***** EXTRACTED MATERIAL

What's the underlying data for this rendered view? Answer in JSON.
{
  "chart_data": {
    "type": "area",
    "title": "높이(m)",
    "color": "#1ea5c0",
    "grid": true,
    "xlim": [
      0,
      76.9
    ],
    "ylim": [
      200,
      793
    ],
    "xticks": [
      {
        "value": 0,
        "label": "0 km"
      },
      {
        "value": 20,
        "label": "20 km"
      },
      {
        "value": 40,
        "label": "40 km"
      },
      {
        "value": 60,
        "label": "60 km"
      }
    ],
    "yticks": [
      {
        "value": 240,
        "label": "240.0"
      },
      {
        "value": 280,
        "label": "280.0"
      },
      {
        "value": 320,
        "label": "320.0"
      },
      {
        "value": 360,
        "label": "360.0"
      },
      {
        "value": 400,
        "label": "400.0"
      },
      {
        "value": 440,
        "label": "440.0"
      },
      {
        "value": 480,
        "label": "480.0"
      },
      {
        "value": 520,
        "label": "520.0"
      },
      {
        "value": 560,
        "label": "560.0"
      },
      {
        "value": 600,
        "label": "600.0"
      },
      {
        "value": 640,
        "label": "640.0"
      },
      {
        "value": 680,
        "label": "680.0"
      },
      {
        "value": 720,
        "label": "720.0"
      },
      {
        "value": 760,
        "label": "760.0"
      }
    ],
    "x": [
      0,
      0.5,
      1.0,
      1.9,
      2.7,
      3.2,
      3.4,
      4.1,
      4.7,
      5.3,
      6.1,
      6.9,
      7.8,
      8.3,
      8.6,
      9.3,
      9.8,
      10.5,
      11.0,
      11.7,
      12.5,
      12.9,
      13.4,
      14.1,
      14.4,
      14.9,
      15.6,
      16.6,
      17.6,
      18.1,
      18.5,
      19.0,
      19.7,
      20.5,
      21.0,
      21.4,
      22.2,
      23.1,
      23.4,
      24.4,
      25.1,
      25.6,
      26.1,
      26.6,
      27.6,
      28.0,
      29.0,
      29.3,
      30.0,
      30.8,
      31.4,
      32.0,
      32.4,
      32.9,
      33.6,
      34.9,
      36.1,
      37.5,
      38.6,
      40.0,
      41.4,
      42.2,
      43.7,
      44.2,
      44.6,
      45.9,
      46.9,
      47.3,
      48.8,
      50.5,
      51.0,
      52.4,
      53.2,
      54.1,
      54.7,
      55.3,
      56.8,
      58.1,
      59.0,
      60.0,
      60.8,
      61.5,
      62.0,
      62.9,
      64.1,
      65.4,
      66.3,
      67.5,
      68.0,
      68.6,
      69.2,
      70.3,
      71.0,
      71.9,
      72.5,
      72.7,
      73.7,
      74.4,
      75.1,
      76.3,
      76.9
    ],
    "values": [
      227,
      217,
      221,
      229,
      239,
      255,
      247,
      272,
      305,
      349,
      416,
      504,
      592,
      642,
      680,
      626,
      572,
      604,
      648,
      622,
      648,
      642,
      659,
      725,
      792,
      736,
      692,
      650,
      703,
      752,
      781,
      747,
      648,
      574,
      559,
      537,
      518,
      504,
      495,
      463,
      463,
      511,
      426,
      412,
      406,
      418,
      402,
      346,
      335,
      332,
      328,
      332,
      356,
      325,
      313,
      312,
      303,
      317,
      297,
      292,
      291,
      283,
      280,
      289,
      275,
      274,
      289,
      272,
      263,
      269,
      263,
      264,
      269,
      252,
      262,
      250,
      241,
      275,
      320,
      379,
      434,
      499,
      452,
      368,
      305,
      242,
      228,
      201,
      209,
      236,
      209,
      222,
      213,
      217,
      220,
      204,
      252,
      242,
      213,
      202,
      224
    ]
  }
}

**********

EXERCISE:
Your task is to transcribe the listing above in full, exactly as given.

SOLUTION TO THE PROBLEM:
What's the underlying data for this rendered view? Answer in JSON.
{
  "chart_data": {
    "type": "area",
    "title": "높이(m)",
    "color": "#1ea5c0",
    "grid": true,
    "xlim": [
      0,
      76.9
    ],
    "ylim": [
      200,
      793
    ],
    "xticks": [
      {
        "value": 0,
        "label": "0 km"
      },
      {
        "value": 20,
        "label": "20 km"
      },
      {
        "value": 40,
        "label": "40 km"
      },
      {
        "value": 60,
        "label": "60 km"
      }
    ],
    "yticks": [
      {
        "value": 240,
        "label": "240.0"
      },
      {
        "value": 280,
        "label": "280.0"
      },
      {
        "value": 320,
        "label": "320.0"
      },
      {
        "value": 360,
        "label": "360.0"
      },
      {
        "value": 400,
        "label": "400.0"
      },
      {
        "value": 440,
        "label": "440.0"
      },
      {
        "value": 480,
        "label": "480.0"
      },
      {
        "value": 520,
        "label": "520.0"
      },
      {
        "value": 560,
        "label": "560.0"
      },
      {
        "value": 600,
        "label": "600.0"
      },
      {
        "value": 640,
        "label": "640.0"
      },
      {
        "value": 680,
        "label": "680.0"
      },
      {
        "value": 720,
        "label": "720.0"
      },
      {
        "value": 760,
        "label": "760.0"
      }
    ],
    "x": [
      0,
      0.5,
      1.0,
      1.9,
      2.7,
      3.2,
      3.4,
      4.1,
      4.7,
      5.3,
      6.1,
      6.9,
      7.8,
      8.3,
      8.6,
      9.3,
      9.8,
      10.5,
      11.0,
      11.7,
      12.5,
      12.9,
      13.4,
      14.1,
      14.4,
      14.9,
      15.6,
      16.6,
      17.6,
      18.1,
      18.5,
      19.0,
      19.7,
      20.5,
      21.0,
      21.4,
      22.2,
      23.1,
      23.4,
      24.4,
      25.1,
      25.6,
      26.1,
      26.6,
      27.6,
      28.0,
      29.0,
      29.3,
      30.0,
      30.8,
      31.4,
      32.0,
      32.4,
      32.9,
      33.6,
      34.9,
      36.1,
      37.5,
      38.6,
      40.0,
      41.4,
      42.2,
      43.7,
      44.2,
      44.6,
      45.9,
      46.9,
      47.3,
      48.8,
      50.5,
      51.0,
      52.4,
      53.2,
      54.1,
      54.7,
      55.3,
      56.8,
      58.1,
      59.0,
      60.0,
      60.8,
      61.5,
      62.0,
      62.9,
      64.1,
      65.4,
      66.3,
      67.5,
      68.0,
      68.6,
      69.2,
      70.3,
      71.0,
      71.9,
      72.5,
      72.7,
      73.7,
      74.4,
      75.1,
      76.3,
      76.9
    ],
    "values": [
      227,
      217,
      221,
      229,
      239,
      255,
      247,
      272,
      305,
      349,
      416,
      504,
      592,
      642,
      680,
      626,
      572,
      604,
      648,
      622,
      648,
      642,
      659,
      725,
      792,
      736,
      692,
      650,
      703,
      752,
      781,
      747,
      648,
      574,
      559,
      537,
      518,
      504,
      495,
      463,
      463,
      511,
      426,
      412,
      406,
      418,
      402,
      346,
      335,
      332,
      328,
      332,
      356,
      325,
      313,
      312,
      303,
      317,
      297,
      292,
      291,
      283,
      280,
      289,
      275,
      274,
      289,
      272,
      263,
      269,
      263,
      264,
      269,
      252,
      262,
      250,
      241,
      275,
      320,
      379,
      434,
      499,
      452,
      368,
      305,
      242,
      228,
      201,
      209,
      236,
      209,
      222,
      213,
      217,
      220,
      204,
      252,
      242,
      213,
      202,
      224
    ]
  }
}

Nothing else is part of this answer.